Stated exercise »
Write out these lines exactly, from the line with "zigzag-caption: Zig-zag [708, 278, 815, 311]" through the end of the records, leaving out the pictures.

(Records in a dataset)

━━━━

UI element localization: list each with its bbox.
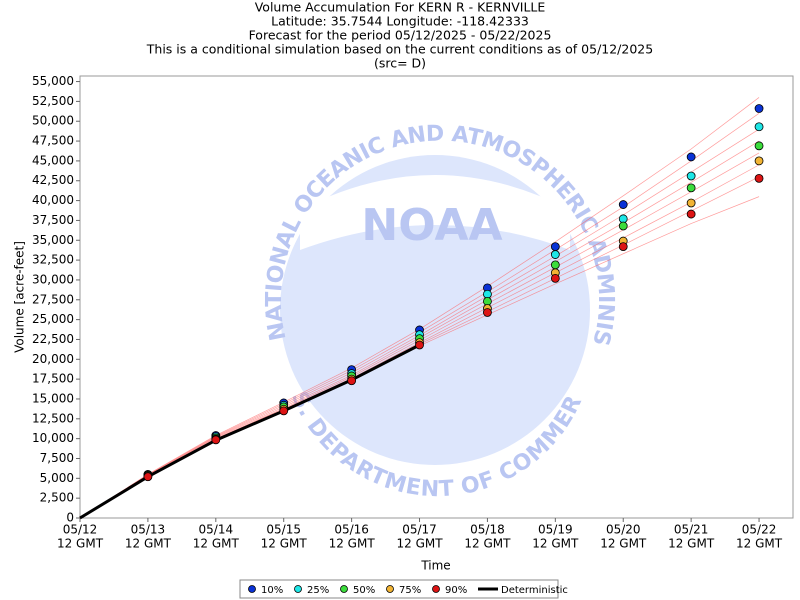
x-tick-sublabel: 12 GMT <box>668 537 715 551</box>
y-tick-label: 22,500 <box>32 332 74 346</box>
x-axis-label: Time <box>420 559 450 573</box>
legend-label: Deterministic <box>501 585 568 596</box>
percentile-dot <box>686 209 696 219</box>
x-tick-sublabel: 12 GMT <box>329 537 376 551</box>
x-tick-sublabel: 12 GMT <box>193 537 240 551</box>
plot-frame <box>79 75 794 519</box>
percentile-dot <box>754 173 764 183</box>
legend-swatch <box>386 585 394 593</box>
x-tick-label: 05/20 <box>606 523 641 537</box>
percentile-dot <box>347 376 357 386</box>
percentile-dot <box>618 221 628 231</box>
y-axis-label: Volume [acre-feet] <box>13 241 27 353</box>
percentile-dot <box>754 156 764 166</box>
y-tick-label: 50,000 <box>32 114 74 128</box>
legend-swatch <box>340 585 348 593</box>
x-tick-sublabel: 12 GMT <box>125 537 172 551</box>
chart-title: Latitude: 35.7544 Longitude: -118.42333 <box>271 14 529 29</box>
x-tick-sublabel: 12 GMT <box>57 537 104 551</box>
x-tick-label: 05/21 <box>674 523 709 537</box>
y-tick-label: 17,500 <box>32 372 74 386</box>
y-tick-label: 7,500 <box>40 451 74 465</box>
y-tick-label: 35,000 <box>32 233 74 247</box>
legend-swatch <box>294 585 302 593</box>
x-tick-label: 05/13 <box>131 523 166 537</box>
x-tick-label: 05/18 <box>470 523 505 537</box>
legend-label: 90% <box>445 585 467 596</box>
percentile-dot <box>754 141 764 151</box>
deterministic-line <box>79 343 421 520</box>
y-tick-label: 55,000 <box>32 74 74 88</box>
percentile-dot <box>143 472 153 482</box>
legend-label: 10% <box>261 585 283 596</box>
x-tick-sublabel: 12 GMT <box>600 537 647 551</box>
percentile-dot <box>415 340 424 350</box>
watermark-band <box>300 175 570 250</box>
percentile-dot <box>754 122 764 132</box>
chart-title: (src= D) <box>374 56 426 71</box>
x-tick-label: 05/16 <box>334 523 369 537</box>
legend-label: 75% <box>399 585 421 596</box>
percentile-dot <box>279 406 289 416</box>
percentile-dot <box>754 104 764 113</box>
y-tick-label: 30,000 <box>32 272 74 286</box>
y-tick-label: 0 <box>66 511 74 525</box>
x-tick-sublabel: 12 GMT <box>532 537 579 551</box>
x-tick-sublabel: 12 GMT <box>396 537 443 551</box>
x-tick-sublabel: 12 GMT <box>261 537 308 551</box>
percentile-dot <box>550 242 560 252</box>
y-tick-label: 42,500 <box>32 173 74 187</box>
percentile-dot <box>483 308 492 317</box>
y-tick-label: 5,000 <box>40 471 74 485</box>
y-tick-label: 20,000 <box>32 352 74 366</box>
chart-title: Forecast for the period 05/12/2025 - 05/… <box>249 28 552 43</box>
x-tick-label: 05/17 <box>402 523 437 537</box>
legend-box <box>239 579 559 599</box>
y-tick-label: 25,000 <box>32 312 74 326</box>
y-tick-label: 12,500 <box>32 411 74 425</box>
y-tick-label: 47,500 <box>32 134 74 148</box>
chart-title: This is a conditional simulation based o… <box>146 42 653 57</box>
x-tick-sublabel: 12 GMT <box>464 537 511 551</box>
chart-title: Volume Accumulation For KERN R - KERNVIL… <box>255 0 546 15</box>
percentile-dot <box>211 435 221 445</box>
y-tick-label: 10,000 <box>32 431 74 445</box>
x-tick-label: 05/12 <box>63 523 98 537</box>
x-tick-label: 05/15 <box>266 523 301 537</box>
percentile-dot <box>686 152 696 162</box>
x-tick-label: 05/22 <box>742 523 777 537</box>
legend-label: 50% <box>353 585 375 596</box>
percentile-dot <box>550 260 560 270</box>
y-tick-label: 40,000 <box>32 193 74 207</box>
x-tick-sublabel: 12 GMT <box>736 537 783 551</box>
percentile-dot <box>686 171 696 181</box>
x-tick-label: 05/19 <box>538 523 573 537</box>
watermark-logo: NOAA <box>361 200 502 251</box>
legend-label: 25% <box>307 585 329 596</box>
y-tick-label: 37,500 <box>32 213 74 227</box>
y-tick-label: 52,500 <box>32 94 74 108</box>
x-tick-label: 05/14 <box>199 523 234 537</box>
percentile-dot <box>550 250 560 259</box>
y-tick-label: 15,000 <box>32 391 74 405</box>
percentile-dot <box>618 242 628 252</box>
y-tick-label: 2,500 <box>40 491 74 505</box>
legend-swatch <box>248 585 256 593</box>
y-tick-label: 27,500 <box>32 292 74 306</box>
percentile-dot <box>686 198 696 208</box>
percentile-dot <box>550 273 560 283</box>
y-tick-label: 45,000 <box>32 153 74 167</box>
y-tick-label: 32,500 <box>32 253 74 267</box>
legend-swatch <box>432 585 440 593</box>
percentile-dot <box>686 183 696 193</box>
watermark: NOAA NATIONAL OCEANIC AND ATMOSPHERIC AD… <box>0 0 618 502</box>
percentile-dot <box>618 200 628 209</box>
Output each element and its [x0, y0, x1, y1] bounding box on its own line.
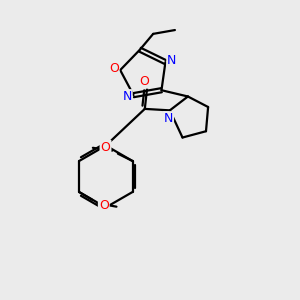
Text: O: O: [109, 62, 119, 75]
Text: O: O: [100, 141, 110, 154]
Text: O: O: [139, 75, 149, 88]
Text: N: N: [167, 54, 177, 67]
Text: N: N: [122, 90, 132, 103]
Text: N: N: [164, 112, 173, 125]
Text: O: O: [99, 199, 109, 212]
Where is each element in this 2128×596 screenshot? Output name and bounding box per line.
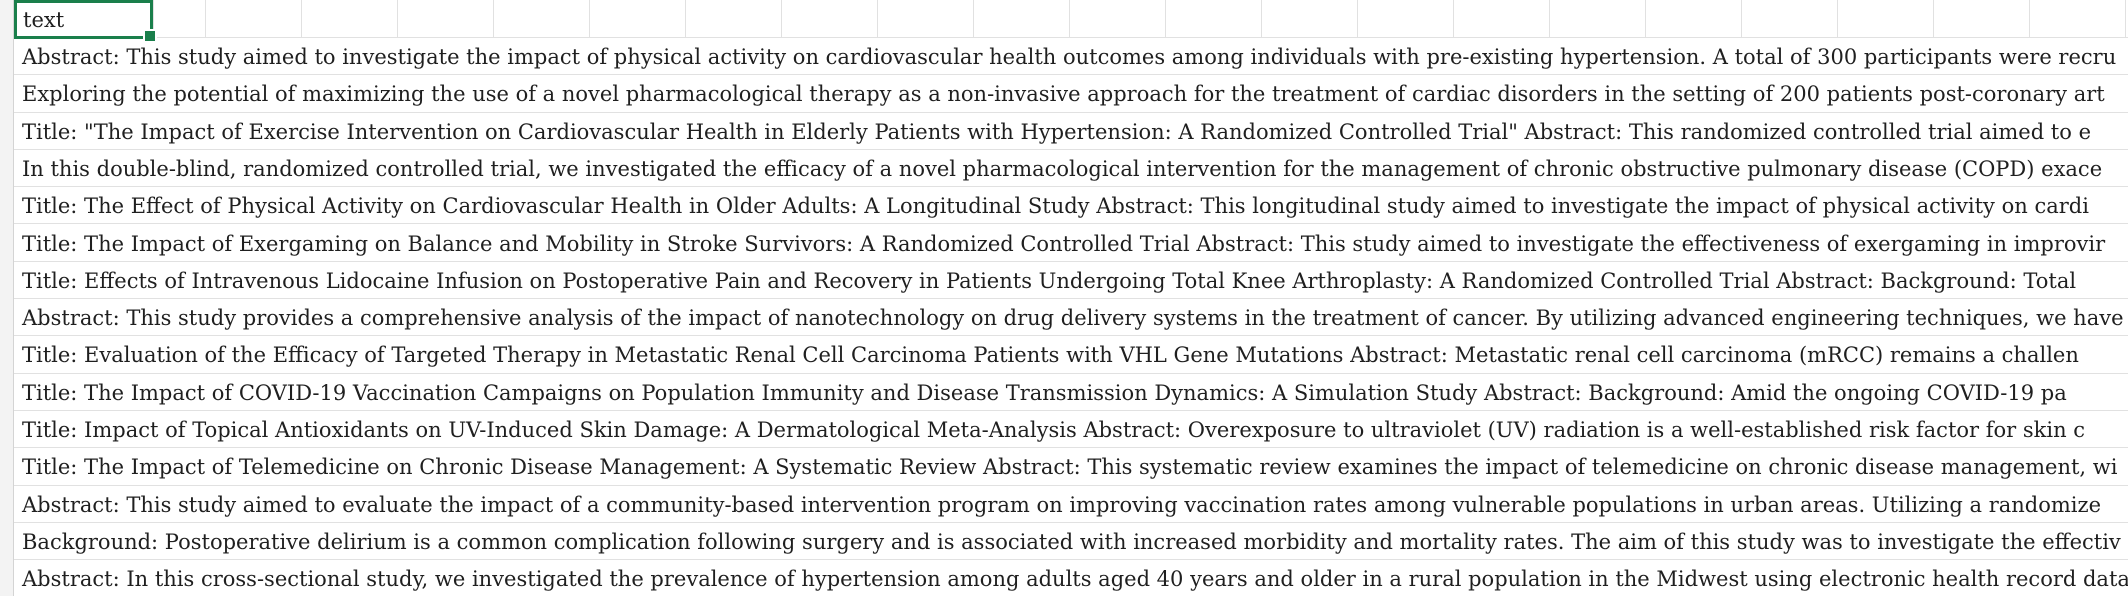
column-divider	[301, 0, 302, 38]
table-row[interactable]: Title: Effects of Intravenous Lidocaine …	[14, 262, 2128, 300]
header-cell-text: text	[23, 8, 65, 32]
column-divider	[1549, 0, 1550, 38]
column-divider	[1069, 0, 1070, 38]
cell-text: Title: "The Impact of Exercise Intervent…	[22, 119, 2091, 144]
table-row[interactable]: Background: Postoperative delirium is a …	[14, 523, 2128, 561]
table-row[interactable]: Abstract: This study aimed to investigat…	[14, 38, 2128, 76]
column-divider	[2125, 0, 2126, 38]
column-divider	[1933, 0, 1934, 38]
cell-text: Title: Evaluation of the Efficacy of Tar…	[22, 343, 2079, 368]
cell-text: Title: The Impact of COVID-19 Vaccinatio…	[22, 380, 2067, 405]
column-divider	[1261, 0, 1262, 38]
cell-text: Abstract: In this cross-sectional study,…	[22, 567, 2128, 592]
cell-text: Exploring the potential of maximizing th…	[22, 82, 2105, 107]
row-header-strip[interactable]	[0, 0, 14, 596]
column-divider	[1741, 0, 1742, 38]
table-row[interactable]: Title: The Impact of Exergaming on Balan…	[14, 225, 2128, 262]
active-cell-a1[interactable]: text	[14, 0, 157, 43]
column-divider	[685, 0, 686, 38]
cell-text: Title: Impact of Topical Antioxidants on…	[22, 418, 2086, 442]
cell-text: Title: The Impact of Telemedicine on Chr…	[22, 455, 2118, 480]
table-row[interactable]: Title: "The Impact of Exercise Intervent…	[14, 113, 2128, 150]
table-row[interactable]: Abstract: This study aimed to evaluate t…	[14, 486, 2128, 523]
column-divider	[781, 0, 782, 38]
column-divider	[2029, 0, 2030, 38]
cell-text: Abstract: This study provides a comprehe…	[22, 306, 2124, 331]
cell-text: In this double-blind, randomized control…	[22, 156, 2103, 181]
column-divider	[205, 0, 206, 38]
cell-text: Background: Postoperative delirium is a …	[22, 529, 2121, 554]
header-row[interactable]	[14, 0, 2128, 38]
cell-text: Title: The Effect of Physical Activity o…	[22, 194, 2089, 219]
column-divider	[1165, 0, 1166, 38]
column-divider	[1453, 0, 1454, 38]
table-row[interactable]: Title: The Impact of Telemedicine on Chr…	[14, 448, 2128, 486]
cell-text: Abstract: This study aimed to investigat…	[22, 45, 2117, 69]
column-divider	[877, 0, 878, 38]
fill-handle[interactable]	[143, 29, 157, 43]
cell-text: Title: The Impact of Exergaming on Balan…	[22, 231, 2106, 256]
table-row[interactable]: Abstract: This study provides a comprehe…	[14, 299, 2128, 337]
table-row[interactable]: Title: The Impact of COVID-19 Vaccinatio…	[14, 374, 2128, 411]
table-row[interactable]: In this double-blind, randomized control…	[14, 150, 2128, 188]
cell-text: Abstract: This study aimed to evaluate t…	[22, 492, 2101, 517]
column-divider	[493, 0, 494, 38]
table-row[interactable]: Title: The Effect of Physical Activity o…	[14, 187, 2128, 225]
column-divider	[1645, 0, 1646, 38]
column-divider	[1357, 0, 1358, 38]
table-row[interactable]: Abstract: In this cross-sectional study,…	[14, 560, 2128, 596]
table-row[interactable]: Exploring the potential of maximizing th…	[14, 75, 2128, 113]
column-divider	[1837, 0, 1838, 38]
table-row[interactable]: Title: Impact of Topical Antioxidants on…	[14, 411, 2128, 449]
column-divider	[397, 0, 398, 38]
table-row[interactable]: Title: Evaluation of the Efficacy of Tar…	[14, 336, 2128, 374]
column-divider	[153, 0, 154, 38]
column-divider	[589, 0, 590, 38]
cell-text: Title: Effects of Intravenous Lidocaine …	[22, 268, 2077, 293]
column-divider	[973, 0, 974, 38]
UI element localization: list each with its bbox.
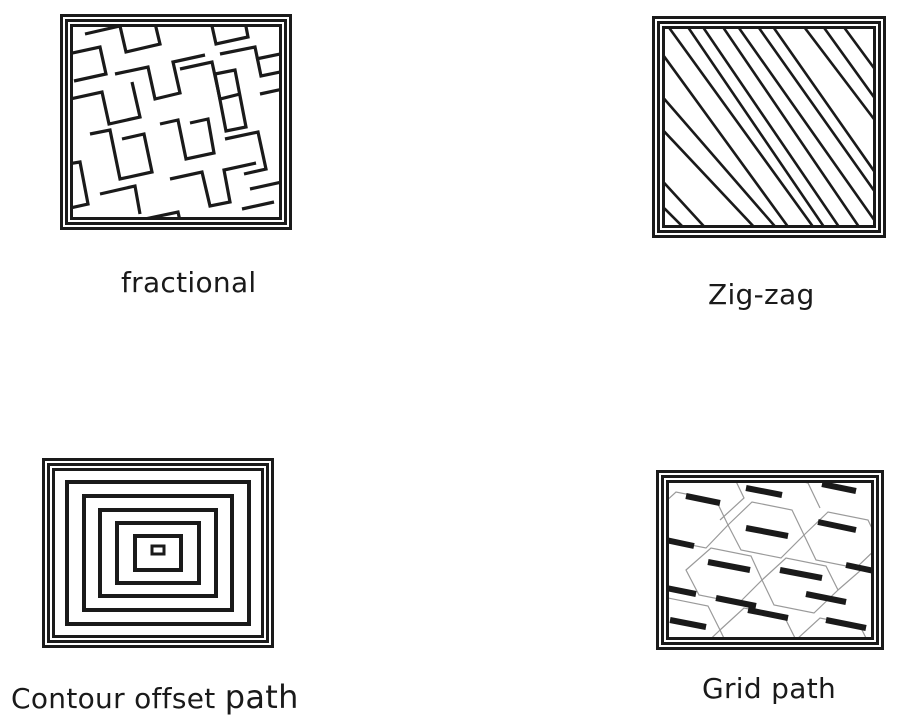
zigzag-caption: Zig-zag [708, 278, 815, 311]
contour-caption-main: Contour offset [11, 682, 225, 715]
grid-caption: Grid path [702, 672, 837, 705]
zigzag-panel: Zig-zag [652, 16, 886, 311]
contour-panel: Contour offset path [11, 458, 298, 716]
contour-caption-emph: path [224, 678, 299, 716]
grid-panel: Grid path [656, 470, 884, 705]
fractional-path-figure [60, 14, 292, 230]
fractional-caption: fractional [121, 266, 257, 299]
contour-caption: Contour offset path [11, 678, 299, 716]
contour-offset-path-figure [42, 458, 274, 648]
zigzag-path-figure [652, 16, 886, 238]
fractional-panel: fractional [60, 14, 292, 299]
grid-path-figure [656, 470, 884, 650]
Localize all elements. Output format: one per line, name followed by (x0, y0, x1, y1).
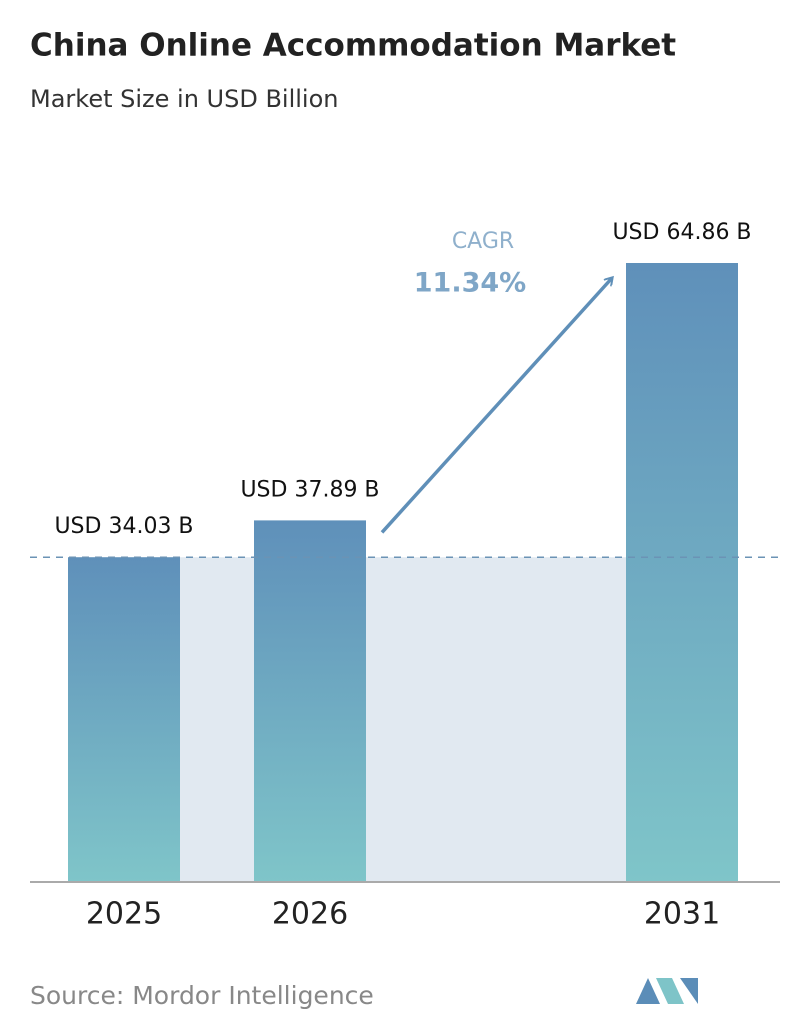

━━━━

Exercise output »
zigzag-caption: Zig-zag [708, 278, 815, 311]
contour-caption-main: Contour offset [11, 682, 225, 715]
grid-caption: Grid path [702, 672, 837, 705]
zigzag-panel: Zig-zag [652, 16, 886, 311]
contour-panel: Contour offset path [11, 458, 298, 716]
contour-caption-emph: path [224, 678, 299, 716]
grid-panel: Grid path [656, 470, 884, 705]
fractional-path-figure [60, 14, 292, 230]
fractional-caption: fractional [121, 266, 257, 299]
contour-caption: Contour offset path [11, 678, 299, 716]
contour-offset-path-figure [42, 458, 274, 648]
zigzag-path-figure [652, 16, 886, 238]
fractional-panel: fractional [60, 14, 292, 299]
grid-path-figure [656, 470, 884, 650]
Localize all elements. Output format: one per line, name followed by (x0, y0, x1, y1).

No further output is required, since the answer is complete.